INSTRUCTIONS TO FOLLOW
Copy the data that follows exactly. Include no pictures.
Start
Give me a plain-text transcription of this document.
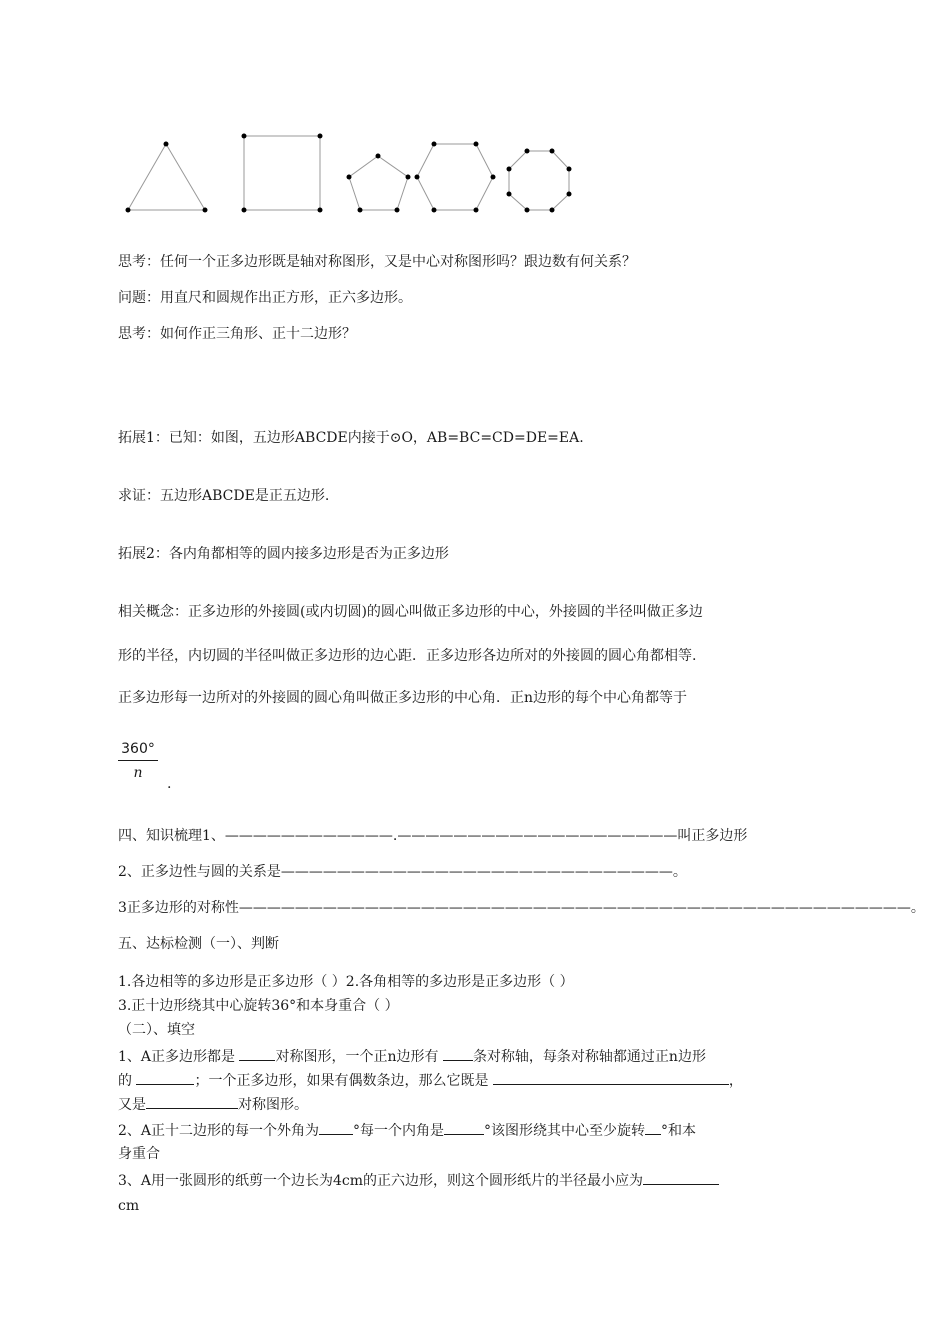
思考：任何一个正多边形既是轴对称图形，又是中心对称图形吗？跟边数有何关系？
问题：用直尺和圆规作出正方形，正六多边形。
思考：如何作正三角形、正十二边形？
拓展1：已知：如图，五边形ABCDE内接于⊙O，AB=BC=CD=DE=EA.
求证：五边形ABCDE是正五边形.
拓展2：各内角都相等的圆内接多边形是否为正多边形
相关概念：正多边形的外接圆(或内切圆)的圆心叫做正多边形的中心，外接圆的半径叫做正多边
形的半径，内切圆的半径叫做正多边形的边心距．正多边形各边所对的外接圆的圆心角都相等.
正多边形每一边所对的外接圆的圆心角叫做正多边形的中心角．正n边形的每个中心角都等于
360°
n
.
四、知识梳理1、————————————.————————————————————叫正多边形
2、正多边性与圆的关系是————————————————————————————。
3正多边形的对称性————————————————————————————————————————————————。
五、达标检测（一）、判断
1.各边相等的多边形是正多边形（ ）2.各角相等的多边形是正多边形（ ）
3.正十边形绕其中心旋转36°和本身重合（ ）
（二）、填空
1、A正多边形都是	对称图形，一个正n边形有 条对称轴，每条对称轴都通过正n边形
的	；一个正多边形，如果有偶数条边，那么它既是	，
又是	对称图形。
2、A正十二边形的每一个外角为 °每一个内角是	°该图形绕其中心至少旋转 °和本
身重合
3、A用一张圆形的纸剪一个边长为4cm的正六边形，则这个圆形纸片的半径最小应为
cm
End
PROBLEM SOLUTION
Give me a plain-text transcription of this document.
思考：任何一个正多边形既是轴对称图形，又是中心对称图形吗？跟边数有何关系？
问题：用直尺和圆规作出正方形，正六多边形。
思考：如何作正三角形、正十二边形？
拓展1：已知：如图，五边形ABCDE内接于⊙O，AB=BC=CD=DE=EA.
求证：五边形ABCDE是正五边形.
拓展2：各内角都相等的圆内接多边形是否为正多边形
相关概念：正多边形的外接圆(或内切圆)的圆心叫做正多边形的中心，外接圆的半径叫做正多边
形的半径，内切圆的半径叫做正多边形的边心距．正多边形各边所对的外接圆的圆心角都相等.
正多边形每一边所对的外接圆的圆心角叫做正多边形的中心角．正n边形的每个中心角都等于
360°
n
.
四、知识梳理1、————————————.————————————————————叫正多边形
2、正多边性与圆的关系是————————————————————————————。
3正多边形的对称性————————————————————————————————————————————————。
五、达标检测（一）、判断
1.各边相等的多边形是正多边形（ ）2.各角相等的多边形是正多边形（ ）
3.正十边形绕其中心旋转36°和本身重合（ ）
（二）、填空
1、A正多边形都是	对称图形，一个正n边形有 条对称轴，每条对称轴都通过正n边形
的	；一个正多边形，如果有偶数条边，那么它既是	，
又是	对称图形。
2、A正十二边形的每一个外角为 °每一个内角是	°该图形绕其中心至少旋转 °和本
身重合
3、A用一张圆形的纸剪一个边长为4cm的正六边形，则这个圆形纸片的半径最小应为
cm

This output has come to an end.